**THE RECORDS**
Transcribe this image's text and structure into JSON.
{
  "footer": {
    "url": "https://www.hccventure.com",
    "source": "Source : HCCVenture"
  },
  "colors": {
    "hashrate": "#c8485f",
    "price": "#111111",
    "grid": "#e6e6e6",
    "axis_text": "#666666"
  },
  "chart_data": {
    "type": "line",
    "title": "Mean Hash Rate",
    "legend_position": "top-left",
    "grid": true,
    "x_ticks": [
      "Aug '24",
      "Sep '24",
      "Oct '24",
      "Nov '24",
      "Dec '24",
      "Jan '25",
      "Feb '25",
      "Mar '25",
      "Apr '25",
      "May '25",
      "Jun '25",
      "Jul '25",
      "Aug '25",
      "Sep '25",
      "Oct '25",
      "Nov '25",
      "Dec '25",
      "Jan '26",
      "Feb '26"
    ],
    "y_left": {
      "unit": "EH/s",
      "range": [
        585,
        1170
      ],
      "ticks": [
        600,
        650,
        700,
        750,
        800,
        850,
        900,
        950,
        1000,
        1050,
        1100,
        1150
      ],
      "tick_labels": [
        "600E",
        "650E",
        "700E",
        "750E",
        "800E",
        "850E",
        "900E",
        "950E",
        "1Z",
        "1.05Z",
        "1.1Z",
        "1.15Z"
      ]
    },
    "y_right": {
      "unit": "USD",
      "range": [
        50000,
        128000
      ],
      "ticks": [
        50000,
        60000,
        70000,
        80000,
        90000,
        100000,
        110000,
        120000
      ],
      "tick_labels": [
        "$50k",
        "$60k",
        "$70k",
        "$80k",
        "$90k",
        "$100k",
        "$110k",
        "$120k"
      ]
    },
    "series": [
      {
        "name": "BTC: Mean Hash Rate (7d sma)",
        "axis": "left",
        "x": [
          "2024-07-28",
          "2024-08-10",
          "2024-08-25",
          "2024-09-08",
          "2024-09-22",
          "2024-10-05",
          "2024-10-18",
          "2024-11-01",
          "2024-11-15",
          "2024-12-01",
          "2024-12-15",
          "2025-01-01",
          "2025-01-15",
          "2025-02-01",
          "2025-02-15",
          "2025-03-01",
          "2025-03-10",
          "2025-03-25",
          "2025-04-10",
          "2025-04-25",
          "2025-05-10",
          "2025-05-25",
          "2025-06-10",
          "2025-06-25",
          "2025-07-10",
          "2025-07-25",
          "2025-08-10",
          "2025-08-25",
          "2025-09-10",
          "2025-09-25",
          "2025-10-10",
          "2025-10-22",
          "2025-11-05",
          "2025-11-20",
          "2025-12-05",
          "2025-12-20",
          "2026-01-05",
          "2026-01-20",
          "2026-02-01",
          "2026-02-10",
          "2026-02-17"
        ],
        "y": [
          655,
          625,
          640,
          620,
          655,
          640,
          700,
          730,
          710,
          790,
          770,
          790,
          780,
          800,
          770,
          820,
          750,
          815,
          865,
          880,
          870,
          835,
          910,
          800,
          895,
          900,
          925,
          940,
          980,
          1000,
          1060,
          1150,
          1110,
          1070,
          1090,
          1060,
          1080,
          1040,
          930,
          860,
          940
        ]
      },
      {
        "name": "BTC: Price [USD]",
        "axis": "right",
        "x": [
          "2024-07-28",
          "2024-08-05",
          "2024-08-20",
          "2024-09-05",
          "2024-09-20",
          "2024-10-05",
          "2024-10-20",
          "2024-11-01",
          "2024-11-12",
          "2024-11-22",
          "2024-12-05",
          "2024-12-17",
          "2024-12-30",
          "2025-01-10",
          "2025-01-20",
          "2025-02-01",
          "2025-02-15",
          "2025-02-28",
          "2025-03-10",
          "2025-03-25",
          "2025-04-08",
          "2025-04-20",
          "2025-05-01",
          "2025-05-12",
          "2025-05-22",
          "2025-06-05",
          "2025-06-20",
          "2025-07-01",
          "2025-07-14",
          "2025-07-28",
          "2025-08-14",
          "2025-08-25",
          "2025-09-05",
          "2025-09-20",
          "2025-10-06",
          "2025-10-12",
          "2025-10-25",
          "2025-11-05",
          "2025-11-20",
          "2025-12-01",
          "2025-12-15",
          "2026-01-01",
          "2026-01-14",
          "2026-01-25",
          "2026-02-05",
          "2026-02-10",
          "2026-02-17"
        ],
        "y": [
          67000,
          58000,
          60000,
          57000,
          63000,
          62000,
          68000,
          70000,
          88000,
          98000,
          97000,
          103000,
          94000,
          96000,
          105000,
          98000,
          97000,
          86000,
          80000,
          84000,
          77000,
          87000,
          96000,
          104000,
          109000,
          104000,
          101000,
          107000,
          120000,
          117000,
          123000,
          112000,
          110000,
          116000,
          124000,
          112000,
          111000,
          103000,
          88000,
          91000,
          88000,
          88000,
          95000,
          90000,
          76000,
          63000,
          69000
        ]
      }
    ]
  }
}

**THE TASK**
Transcribe all of the entries without altering anything.

**RESULT FOR THIS EXERCISE**
Transcribe this image's text and structure into JSON.
{
  "footer": {
    "url": "https://www.hccventure.com",
    "source": "Source : HCCVenture"
  },
  "colors": {
    "hashrate": "#c8485f",
    "price": "#111111",
    "grid": "#e6e6e6",
    "axis_text": "#666666"
  },
  "chart_data": {
    "type": "line",
    "title": "Mean Hash Rate",
    "legend_position": "top-left",
    "grid": true,
    "x_ticks": [
      "Aug '24",
      "Sep '24",
      "Oct '24",
      "Nov '24",
      "Dec '24",
      "Jan '25",
      "Feb '25",
      "Mar '25",
      "Apr '25",
      "May '25",
      "Jun '25",
      "Jul '25",
      "Aug '25",
      "Sep '25",
      "Oct '25",
      "Nov '25",
      "Dec '25",
      "Jan '26",
      "Feb '26"
    ],
    "y_left": {
      "unit": "EH/s",
      "range": [
        585,
        1170
      ],
      "ticks": [
        600,
        650,
        700,
        750,
        800,
        850,
        900,
        950,
        1000,
        1050,
        1100,
        1150
      ],
      "tick_labels": [
        "600E",
        "650E",
        "700E",
        "750E",
        "800E",
        "850E",
        "900E",
        "950E",
        "1Z",
        "1.05Z",
        "1.1Z",
        "1.15Z"
      ]
    },
    "y_right": {
      "unit": "USD",
      "range": [
        50000,
        128000
      ],
      "ticks": [
        50000,
        60000,
        70000,
        80000,
        90000,
        100000,
        110000,
        120000
      ],
      "tick_labels": [
        "$50k",
        "$60k",
        "$70k",
        "$80k",
        "$90k",
        "$100k",
        "$110k",
        "$120k"
      ]
    },
    "series": [
      {
        "name": "BTC: Mean Hash Rate (7d sma)",
        "axis": "left",
        "x": [
          "2024-07-28",
          "2024-08-10",
          "2024-08-25",
          "2024-09-08",
          "2024-09-22",
          "2024-10-05",
          "2024-10-18",
          "2024-11-01",
          "2024-11-15",
          "2024-12-01",
          "2024-12-15",
          "2025-01-01",
          "2025-01-15",
          "2025-02-01",
          "2025-02-15",
          "2025-03-01",
          "2025-03-10",
          "2025-03-25",
          "2025-04-10",
          "2025-04-25",
          "2025-05-10",
          "2025-05-25",
          "2025-06-10",
          "2025-06-25",
          "2025-07-10",
          "2025-07-25",
          "2025-08-10",
          "2025-08-25",
          "2025-09-10",
          "2025-09-25",
          "2025-10-10",
          "2025-10-22",
          "2025-11-05",
          "2025-11-20",
          "2025-12-05",
          "2025-12-20",
          "2026-01-05",
          "2026-01-20",
          "2026-02-01",
          "2026-02-10",
          "2026-02-17"
        ],
        "y": [
          655,
          625,
          640,
          620,
          655,
          640,
          700,
          730,
          710,
          790,
          770,
          790,
          780,
          800,
          770,
          820,
          750,
          815,
          865,
          880,
          870,
          835,
          910,
          800,
          895,
          900,
          925,
          940,
          980,
          1000,
          1060,
          1150,
          1110,
          1070,
          1090,
          1060,
          1080,
          1040,
          930,
          860,
          940
        ]
      },
      {
        "name": "BTC: Price [USD]",
        "axis": "right",
        "x": [
          "2024-07-28",
          "2024-08-05",
          "2024-08-20",
          "2024-09-05",
          "2024-09-20",
          "2024-10-05",
          "2024-10-20",
          "2024-11-01",
          "2024-11-12",
          "2024-11-22",
          "2024-12-05",
          "2024-12-17",
          "2024-12-30",
          "2025-01-10",
          "2025-01-20",
          "2025-02-01",
          "2025-02-15",
          "2025-02-28",
          "2025-03-10",
          "2025-03-25",
          "2025-04-08",
          "2025-04-20",
          "2025-05-01",
          "2025-05-12",
          "2025-05-22",
          "2025-06-05",
          "2025-06-20",
          "2025-07-01",
          "2025-07-14",
          "2025-07-28",
          "2025-08-14",
          "2025-08-25",
          "2025-09-05",
          "2025-09-20",
          "2025-10-06",
          "2025-10-12",
          "2025-10-25",
          "2025-11-05",
          "2025-11-20",
          "2025-12-01",
          "2025-12-15",
          "2026-01-01",
          "2026-01-14",
          "2026-01-25",
          "2026-02-05",
          "2026-02-10",
          "2026-02-17"
        ],
        "y": [
          67000,
          58000,
          60000,
          57000,
          63000,
          62000,
          68000,
          70000,
          88000,
          98000,
          97000,
          103000,
          94000,
          96000,
          105000,
          98000,
          97000,
          86000,
          80000,
          84000,
          77000,
          87000,
          96000,
          104000,
          109000,
          104000,
          101000,
          107000,
          120000,
          117000,
          123000,
          112000,
          110000,
          116000,
          124000,
          112000,
          111000,
          103000,
          88000,
          91000,
          88000,
          88000,
          95000,
          90000,
          76000,
          63000,
          69000
        ]
      }
    ]
  }
}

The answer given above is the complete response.